Dataset records

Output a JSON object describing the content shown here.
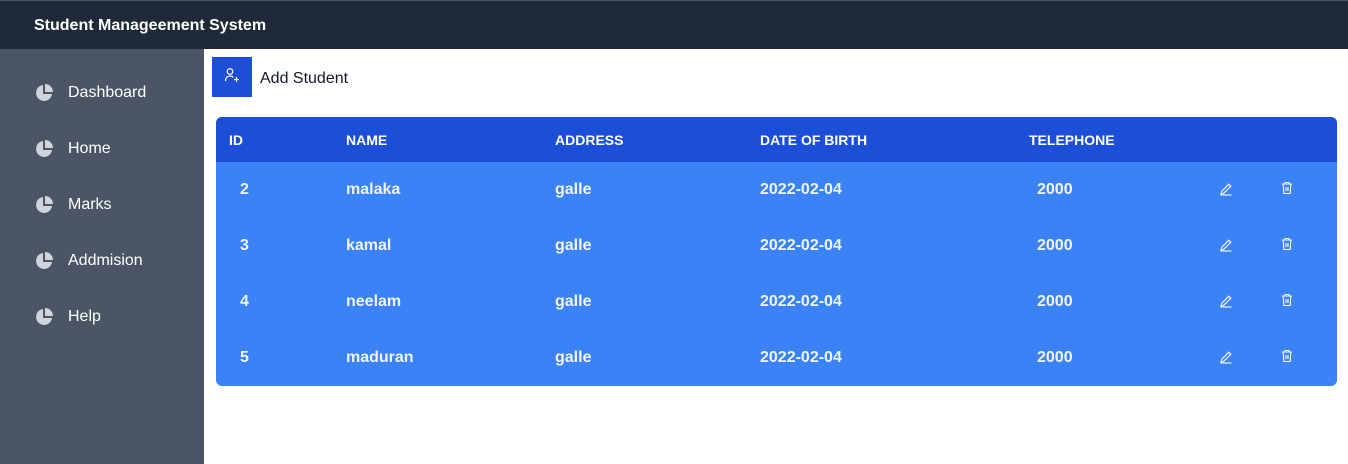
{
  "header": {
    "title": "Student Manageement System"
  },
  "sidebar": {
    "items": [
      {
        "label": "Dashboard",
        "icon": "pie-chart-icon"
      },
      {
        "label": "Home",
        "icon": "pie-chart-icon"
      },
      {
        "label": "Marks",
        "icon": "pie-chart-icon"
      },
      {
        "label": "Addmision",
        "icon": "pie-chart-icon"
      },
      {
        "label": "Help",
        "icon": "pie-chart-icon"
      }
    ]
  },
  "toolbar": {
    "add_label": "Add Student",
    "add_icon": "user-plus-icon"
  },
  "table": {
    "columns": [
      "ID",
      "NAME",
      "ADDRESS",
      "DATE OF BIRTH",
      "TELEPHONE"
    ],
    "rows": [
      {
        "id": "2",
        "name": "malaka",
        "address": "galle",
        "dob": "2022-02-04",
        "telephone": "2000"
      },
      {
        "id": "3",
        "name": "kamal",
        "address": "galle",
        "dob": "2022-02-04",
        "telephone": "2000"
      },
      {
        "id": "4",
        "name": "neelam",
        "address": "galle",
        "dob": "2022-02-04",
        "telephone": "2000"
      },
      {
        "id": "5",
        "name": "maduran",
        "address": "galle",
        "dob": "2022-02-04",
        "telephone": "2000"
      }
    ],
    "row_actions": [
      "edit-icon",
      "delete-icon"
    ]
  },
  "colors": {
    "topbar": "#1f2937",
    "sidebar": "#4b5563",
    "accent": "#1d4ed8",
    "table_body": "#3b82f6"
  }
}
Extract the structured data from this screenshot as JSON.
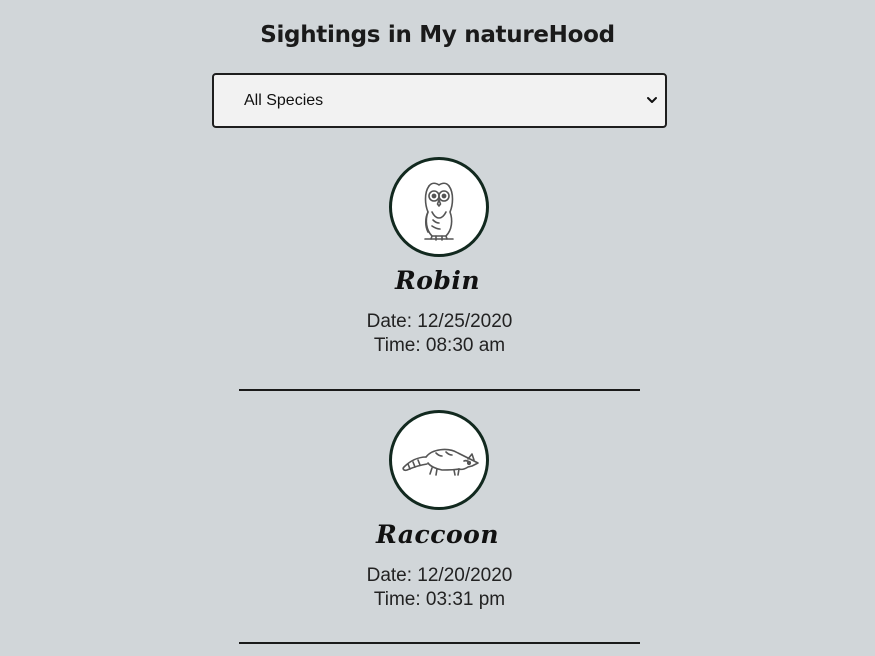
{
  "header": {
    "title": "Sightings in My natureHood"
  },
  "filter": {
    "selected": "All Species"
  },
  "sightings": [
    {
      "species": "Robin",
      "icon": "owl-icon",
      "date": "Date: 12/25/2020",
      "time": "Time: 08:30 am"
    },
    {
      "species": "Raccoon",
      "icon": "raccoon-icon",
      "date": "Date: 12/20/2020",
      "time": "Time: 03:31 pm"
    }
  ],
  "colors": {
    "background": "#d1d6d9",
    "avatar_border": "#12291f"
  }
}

Objective
Leave the pictures out. Extract exactly the lines running from the one with "Extract the structured" through the last entry, both ends included.

Written response
Extract the structured data from this screenshot as JSON.
{
  "header": {
    "title": "Sightings in My natureHood"
  },
  "filter": {
    "selected": "All Species"
  },
  "sightings": [
    {
      "species": "Robin",
      "icon": "owl-icon",
      "date": "Date: 12/25/2020",
      "time": "Time: 08:30 am"
    },
    {
      "species": "Raccoon",
      "icon": "raccoon-icon",
      "date": "Date: 12/20/2020",
      "time": "Time: 03:31 pm"
    }
  ],
  "colors": {
    "background": "#d1d6d9",
    "avatar_border": "#12291f"
  }
}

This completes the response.